(begin)

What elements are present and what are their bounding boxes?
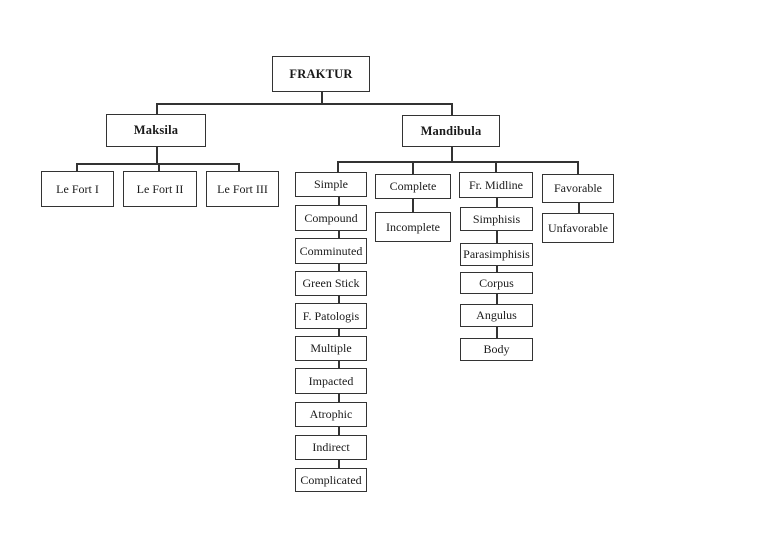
connector-line	[496, 294, 498, 304]
connector-line	[496, 327, 498, 338]
node-simphisis: Simphisis	[460, 207, 533, 231]
node-body: Body	[460, 338, 533, 361]
node-le-fort-1: Le Fort I	[41, 171, 114, 207]
connector-line	[156, 147, 158, 163]
connector-line	[321, 92, 323, 103]
node-atrophic: Atrophic	[295, 402, 367, 427]
connector-line	[158, 163, 160, 171]
connector-line	[495, 161, 497, 172]
connector-line	[76, 163, 239, 165]
connector-line	[338, 197, 340, 205]
connector-line	[338, 264, 340, 271]
node-simple: Simple	[295, 172, 367, 197]
connector-line	[451, 103, 453, 115]
node-fraktur: FRAKTUR	[272, 56, 370, 92]
connector-line	[238, 163, 240, 171]
connector-line	[577, 161, 579, 174]
node-mandibula: Mandibula	[402, 115, 500, 147]
connector-line	[578, 203, 580, 213]
node-favorable: Favorable	[542, 174, 614, 203]
connector-line	[337, 161, 578, 163]
connector-line	[338, 427, 340, 435]
node-angulus: Angulus	[460, 304, 533, 327]
node-le-fort-3: Le Fort III	[206, 171, 279, 207]
node-unfavorable: Unfavorable	[542, 213, 614, 243]
connector-line	[338, 460, 340, 468]
node-maksila: Maksila	[106, 114, 206, 147]
connector-line	[338, 394, 340, 402]
connector-line	[451, 147, 453, 161]
node-compound: Compound	[295, 205, 367, 231]
connector-line	[337, 161, 339, 172]
node-complicated: Complicated	[295, 468, 367, 492]
connector-line	[338, 296, 340, 303]
node-le-fort-2: Le Fort II	[123, 171, 197, 207]
node-fr-midline: Fr. Midline	[459, 172, 533, 198]
node-corpus: Corpus	[460, 272, 533, 294]
connector-line	[338, 361, 340, 368]
connector-line	[496, 231, 498, 243]
node-indirect: Indirect	[295, 435, 367, 460]
node-parasimphisis: Parasimphisis	[460, 243, 533, 266]
node-f-patologis: F. Patologis	[295, 303, 367, 329]
node-incomplete: Incomplete	[375, 212, 451, 242]
connector-line	[412, 199, 414, 212]
connector-line	[76, 163, 78, 171]
connector-line	[412, 161, 414, 174]
node-green-stick: Green Stick	[295, 271, 367, 296]
connector-line	[338, 329, 340, 336]
node-impacted: Impacted	[295, 368, 367, 394]
connector-line	[156, 103, 452, 105]
connector-line	[496, 266, 498, 272]
connector-line	[338, 231, 340, 238]
node-multiple: Multiple	[295, 336, 367, 361]
connector-line	[156, 103, 158, 114]
connector-line	[496, 198, 498, 207]
node-complete: Complete	[375, 174, 451, 199]
node-comminuted: Comminuted	[295, 238, 367, 264]
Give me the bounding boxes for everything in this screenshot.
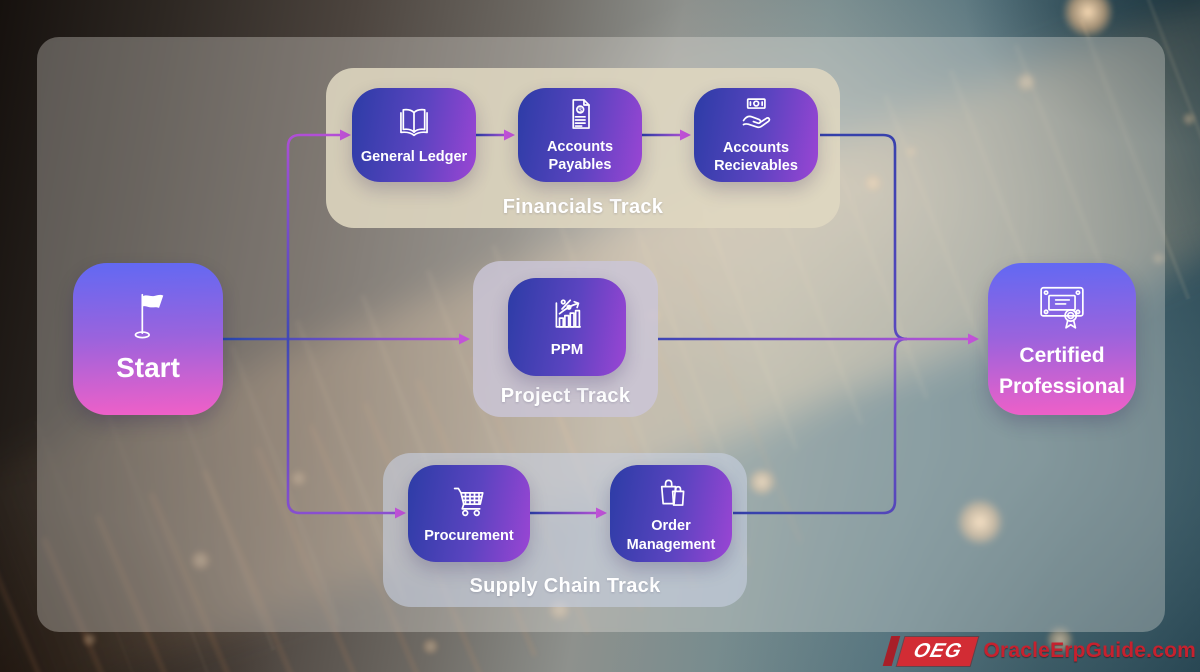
node-accounts-payables: $ Accounts Payables <box>518 88 642 182</box>
shopping-cart-icon <box>449 481 489 521</box>
track-project-label: Project Track <box>500 385 631 407</box>
oeg-logo[interactable]: OEG OracleErpGuide.com <box>882 635 1196 667</box>
node-order-management-label: Order Management <box>626 518 716 553</box>
certificate-icon <box>1033 276 1091 334</box>
node-general-ledger: General Ledger <box>352 88 476 182</box>
node-order-management: Order Management <box>610 465 732 562</box>
shopping-bags-icon <box>652 473 690 511</box>
track-financials-label: Financials Track <box>502 196 664 218</box>
dollar-invoice-icon: $ <box>562 96 598 132</box>
node-start: Start <box>73 263 223 415</box>
svg-text:$: $ <box>578 107 582 114</box>
flag-icon <box>122 289 164 341</box>
node-start-label: Start <box>116 352 180 383</box>
node-accounts-payables-label: Accounts Payables <box>546 138 614 173</box>
cash-in-hand-icon <box>737 95 775 133</box>
node-ppm-label: PPM <box>550 340 584 358</box>
node-accounts-recievables: Accounts Recievables <box>694 88 818 182</box>
oeg-badge-text: OEG <box>911 639 965 662</box>
node-certified-professional-label: Certified Professional <box>998 343 1126 399</box>
open-book-icon <box>395 104 433 142</box>
oeg-badge: OEG <box>896 636 979 666</box>
site-name-text: OracleErpGuide.com <box>983 639 1196 662</box>
node-procurement: Procurement <box>408 465 530 562</box>
growth-chart-icon <box>547 295 587 335</box>
node-certified-professional: Certified Professional <box>988 263 1136 415</box>
node-general-ledger-label: General Ledger <box>360 148 468 165</box>
node-procurement-label: Procurement <box>424 528 514 545</box>
node-ppm: PPM <box>508 278 626 376</box>
track-supply-chain-label: Supply Chain Track <box>469 575 661 597</box>
node-accounts-recievables-label: Accounts Recievables <box>714 139 798 174</box>
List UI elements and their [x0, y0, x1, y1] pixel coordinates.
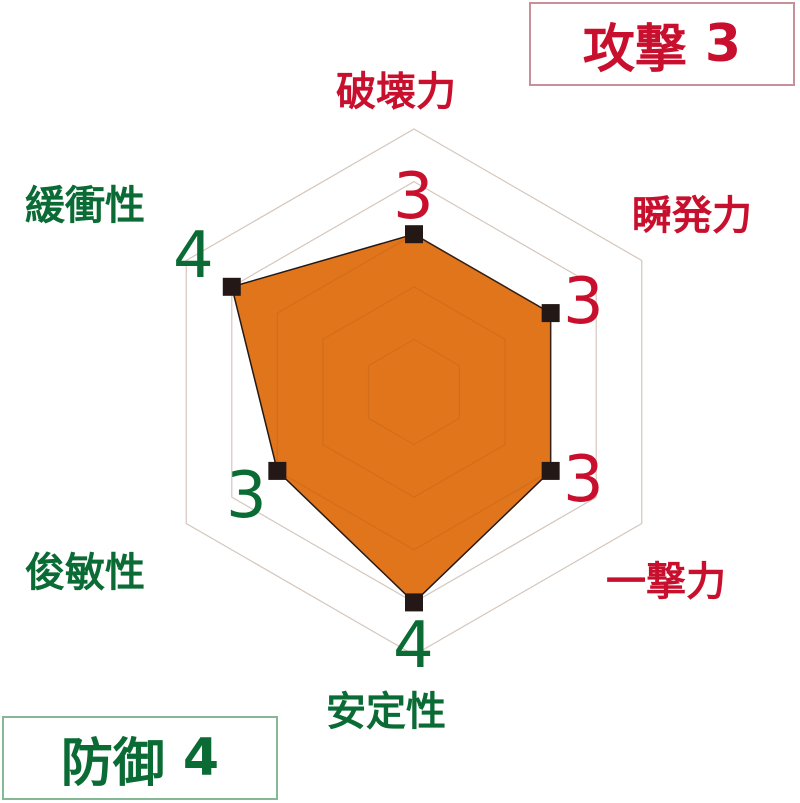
- defense-label: 防御: [60, 733, 165, 794]
- axis-label-single-hit-power: 一撃力: [606, 559, 726, 605]
- defense-score: 4: [182, 728, 220, 788]
- axis-label-destructive-power: 破壊力: [336, 69, 456, 115]
- value-cushioning: 4: [173, 219, 214, 293]
- axis-label-burst-power: 瞬発力: [632, 193, 752, 239]
- value-agility: 3: [226, 459, 267, 533]
- axis-label-agility: 俊敏性: [25, 550, 145, 596]
- radar-area: [230, 233, 552, 604]
- value-burst-power: 3: [563, 265, 604, 339]
- defense-score-box: 防御 4: [2, 716, 278, 800]
- value-single-hit-power: 3: [563, 443, 604, 517]
- attack-label: 攻撃: [582, 19, 687, 80]
- value-destructive-power: 3: [393, 160, 434, 234]
- attack-score-box: 攻撃 3: [529, 2, 795, 86]
- value-stability: 4: [393, 609, 434, 683]
- axis-label-stability: 安定性: [326, 689, 446, 735]
- axis-label-cushioning: 緩衝性: [25, 183, 145, 229]
- attack-score: 3: [704, 14, 742, 74]
- radar-markers: [222, 225, 560, 612]
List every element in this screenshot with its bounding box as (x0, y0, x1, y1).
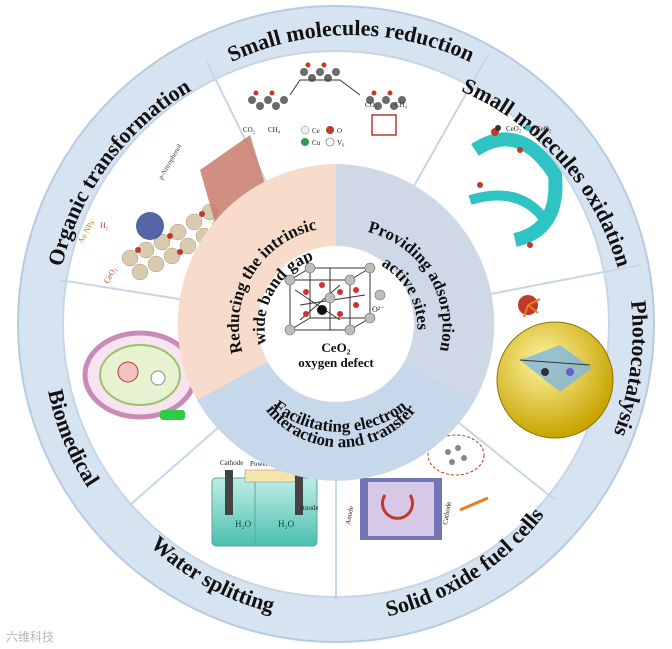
center-subtitle: oxygen defect (298, 355, 374, 370)
ceo2-lattice-icon: O²⁻ (284, 262, 386, 336)
sector-electron (197, 324, 475, 481)
reduction-label-7: V₀ (337, 139, 345, 147)
water-label-0: Cathode (220, 459, 243, 467)
center-title: CeO₂ (321, 340, 350, 355)
inner-circle (177, 164, 495, 481)
sofc-label-0: Anode (344, 506, 355, 526)
reduction-label-3: CH₄ (395, 101, 408, 109)
oxidation-label-1: CeO₂ (536, 125, 552, 133)
reduction-label-5: O (337, 127, 342, 135)
reduction-label-0: CO₂ (243, 126, 256, 134)
watermark: 六维科技 (6, 630, 55, 644)
sofc-label-1: Cathode (441, 501, 453, 525)
panel-solid-oxide-fuel-cells: Anode Cathode (344, 434, 489, 540)
panel-photocatalysis (496, 295, 614, 439)
reduction-label-1: CH₄ (268, 126, 281, 134)
water-label-2: Anode (300, 504, 319, 512)
panel-water-splitting: Cathode Power supply Anode H₂O H₂O (211, 459, 319, 547)
panel-small-molecules-reduction: CO₂ CH₄ CO₂ CH₄ Ce O Cu V₀ (243, 62, 408, 147)
reduction-label-6: Cu (312, 139, 321, 147)
oxidation-label-0: CeO₂ (506, 125, 522, 133)
organic-label-1: H₂ (100, 221, 109, 230)
defect-label: O²⁻ (372, 305, 384, 314)
reduction-label-4: Ce (312, 127, 320, 135)
water-label-4: H₂O (278, 519, 295, 529)
reduction-label-2: CO₂ (365, 101, 378, 109)
panel-biomedical (82, 330, 208, 420)
panel-small-molecules-oxidation: CeO₂ CeO₂ (468, 125, 563, 248)
water-label-3: H₂O (235, 519, 252, 529)
center-disc (258, 246, 414, 402)
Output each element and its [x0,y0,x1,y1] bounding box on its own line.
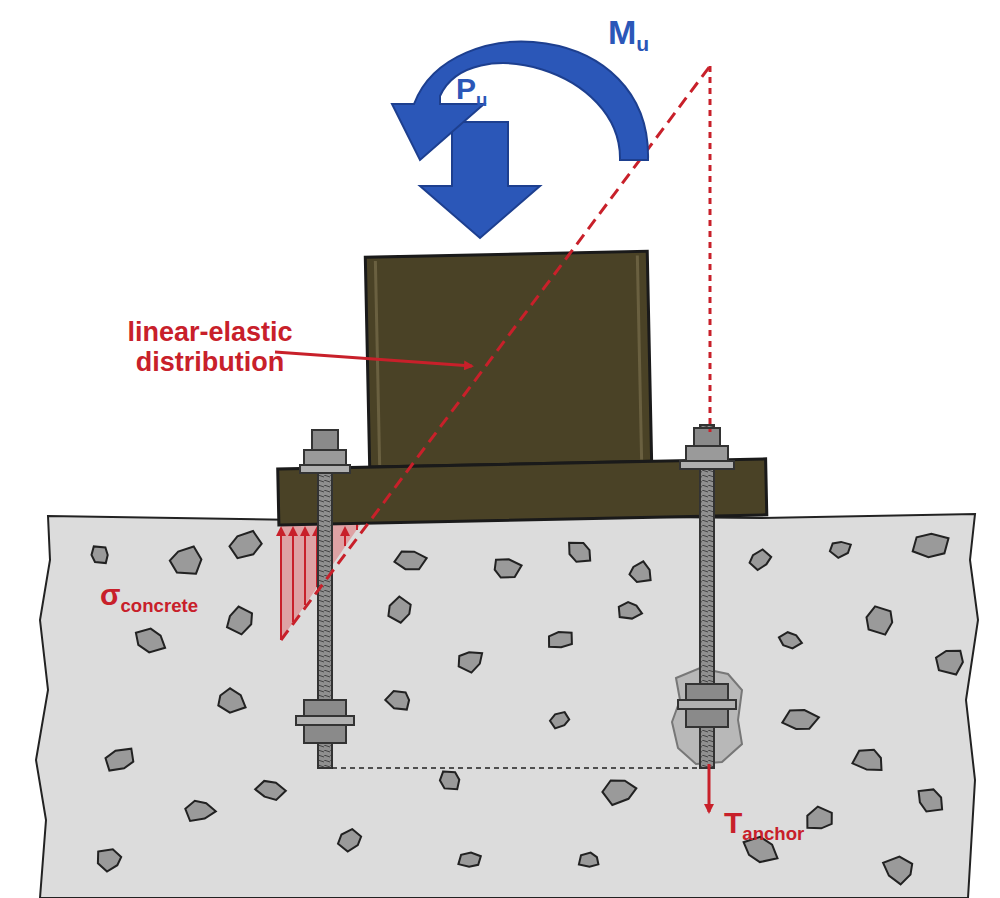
aggregate-stone [338,829,361,852]
aggregate-stone [750,549,772,570]
leader-line [275,352,472,366]
aggregate-stone [569,543,590,562]
aggregate-stone [913,534,949,557]
aggregate-stone [106,749,134,771]
concrete-block [36,514,978,898]
text-label: Pu [456,72,487,110]
aggregate-stone [218,688,245,712]
aggregate-stone [919,789,943,811]
aggregate-stone [550,712,569,728]
embed-line [332,767,700,769]
aggregate-stone [779,632,802,648]
aggregate-stone [830,542,851,558]
left-anchor [296,430,354,768]
aggregate-stone [385,691,409,710]
aggregate-stone [440,771,459,789]
aggregate-stone [92,546,108,563]
aggregate-stone [394,552,426,570]
aggregate-stone [459,652,482,672]
aggregate [92,531,963,884]
aggregate-stone [630,561,651,582]
aggregate-stone [867,606,893,634]
aggregate-stone [883,857,912,885]
moment-arrow [392,42,648,160]
aggregate-stone [549,632,572,647]
aggregate-stone [458,853,480,867]
aggregate-stone [852,750,881,770]
aggregate-stone [230,531,262,558]
text-label: σconcrete [100,578,198,616]
aggregate-stone [602,780,636,805]
base-plate [278,459,767,525]
aggregate-stone [936,651,963,675]
aggregate-stone [227,607,252,635]
text-label: linear-elastic distribution [110,318,310,377]
aggregate-stone [807,807,832,829]
aggregate-stone [782,710,819,729]
aggregate-stone [185,801,216,821]
aggregate-stone [98,849,121,871]
aggregate-stone [255,781,286,800]
aggregate-stone [388,597,410,623]
aggregate-stone [579,853,599,867]
text-label: Mu [608,14,649,56]
text-label: Tanchor [724,806,804,844]
aggregate-stone [170,547,202,574]
right-anchor [672,425,742,768]
aggregate-stone [619,602,642,619]
steel-column [365,251,651,467]
aggregate-stone [136,629,165,653]
tension-arrow [708,764,711,812]
aggregate-stone [495,559,522,577]
column-and-plate [273,249,766,525]
strain-drop [709,66,712,432]
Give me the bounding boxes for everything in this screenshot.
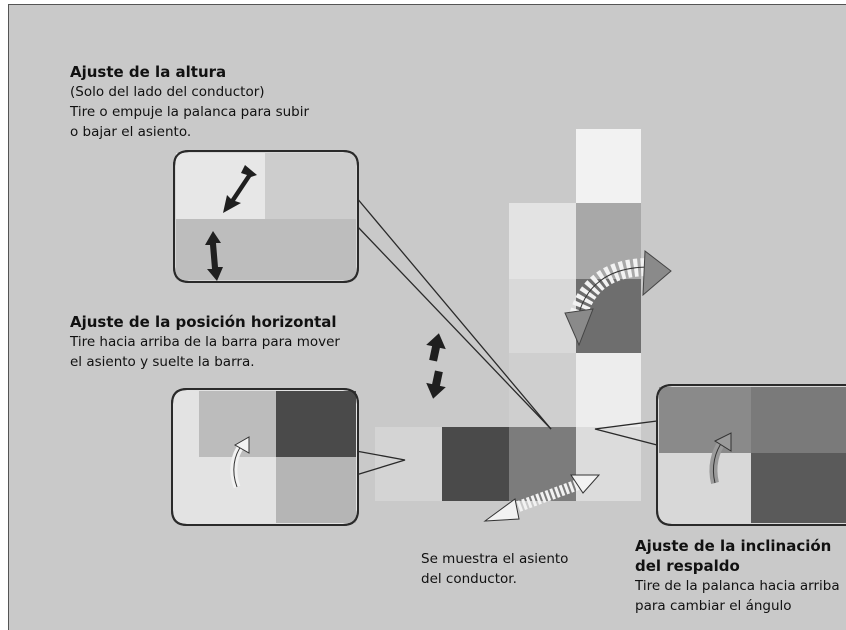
recline-adjust-line2: para cambiar el ángulo — [635, 598, 792, 614]
driver-seat-caption-line2: del conductor. — [421, 571, 517, 587]
horizontal-callout — [171, 388, 359, 526]
height-adjust-line1: (Solo del lado del conductor) — [70, 84, 265, 100]
double-arrow-icon — [205, 165, 257, 281]
recline-callout — [656, 384, 846, 526]
horizontal-adjust-line1: Tire hacia arriba de la barra para mover — [70, 334, 340, 350]
height-adjust-title: Ajuste de la altura — [70, 63, 227, 81]
height-double-arrow-icon — [426, 333, 446, 399]
horizontal-adjust-line2: el asiento y suelte la barra. — [70, 354, 255, 370]
height-callout — [173, 150, 359, 283]
recline-adjust-line1: Tire de la palanca hacia arriba — [635, 578, 840, 594]
curved-arrow-icon — [709, 432, 732, 484]
horizontal-slide-arrow-icon — [483, 474, 601, 522]
recline-curved-arrow-icon — [564, 250, 672, 347]
seat-adjust-diagram: Ajuste de la altura (Solo del lado del c… — [8, 4, 846, 630]
driver-seat-caption-line1: Se muestra el asiento — [421, 551, 569, 567]
recline-adjust-title-line1: Ajuste de la inclinación — [635, 537, 832, 555]
leader-lines — [355, 196, 658, 476]
height-adjust-line2: Tire o empuje la palanca para subir — [70, 104, 310, 120]
seat-body — [375, 129, 641, 501]
recline-adjust-title-line2: del respaldo — [635, 557, 740, 575]
seat-illustration — [171, 129, 846, 526]
height-adjust-line3: o bajar el asiento. — [70, 124, 192, 140]
curved-arrow-icon — [230, 436, 250, 489]
horizontal-adjust-title: Ajuste de la posición horizontal — [70, 313, 337, 331]
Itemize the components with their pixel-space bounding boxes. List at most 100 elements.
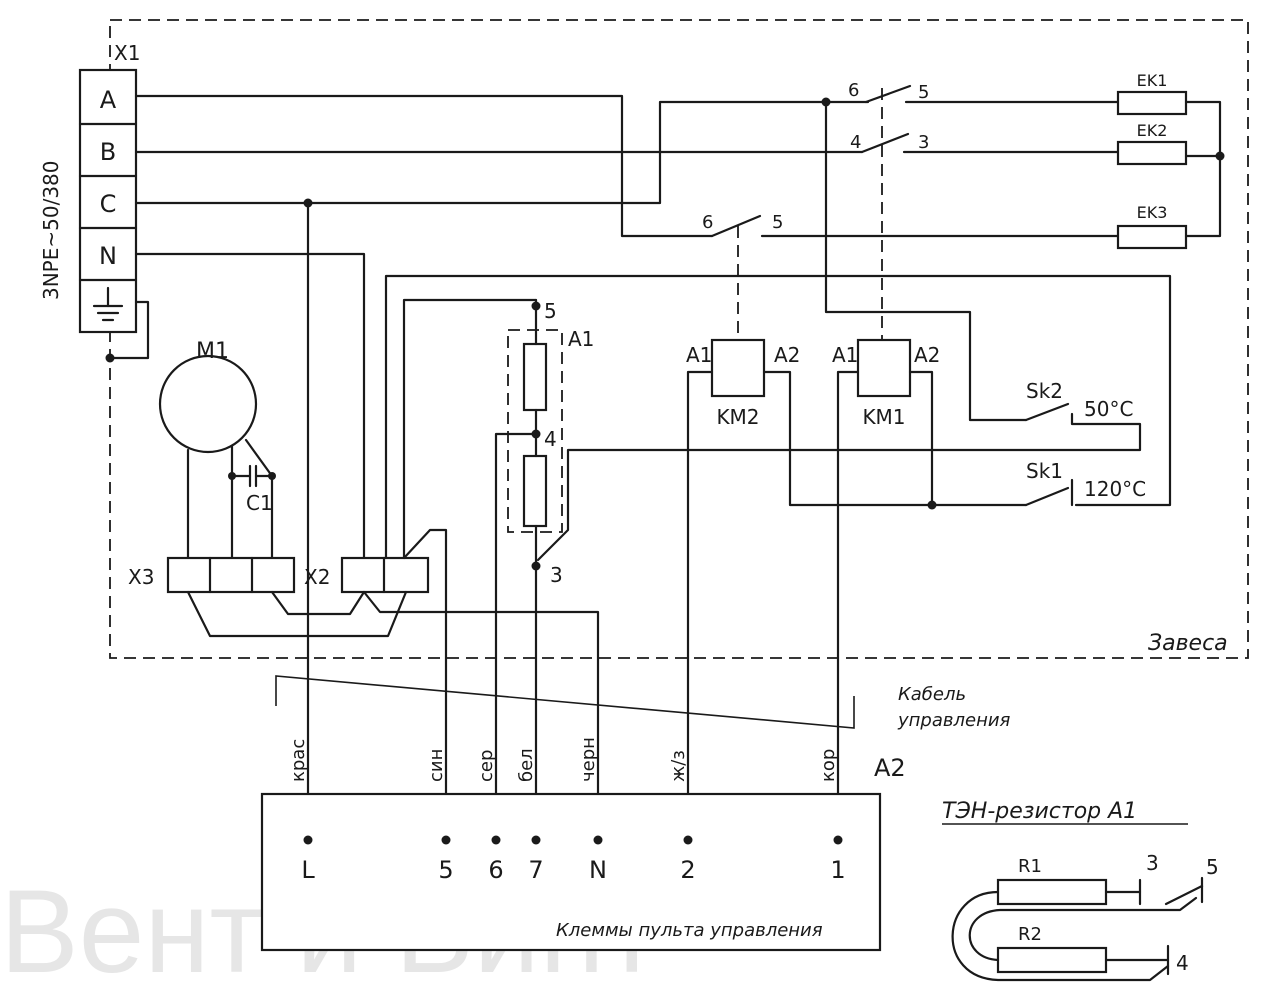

(end)

- _WHAT THE TASK ASKS_:
Change "concrete-block" to "concrete-slab" in the material between the lines holding "aggregate-stone [338,829,361,852]" and "aggregate-stone [218,688,245,712]", inclusive, and give those lines again with nothing else altered.

- _FULL OUTPUT_:
aggregate-stone [338,829,361,852]
aggregate-stone [750,549,772,570]
leader-line [275,352,472,366]
aggregate-stone [569,543,590,562]
aggregate-stone [913,534,949,557]
aggregate-stone [106,749,134,771]
concrete-slab [36,514,978,898]
text-label: Pu [456,72,487,110]
aggregate-stone [218,688,245,712]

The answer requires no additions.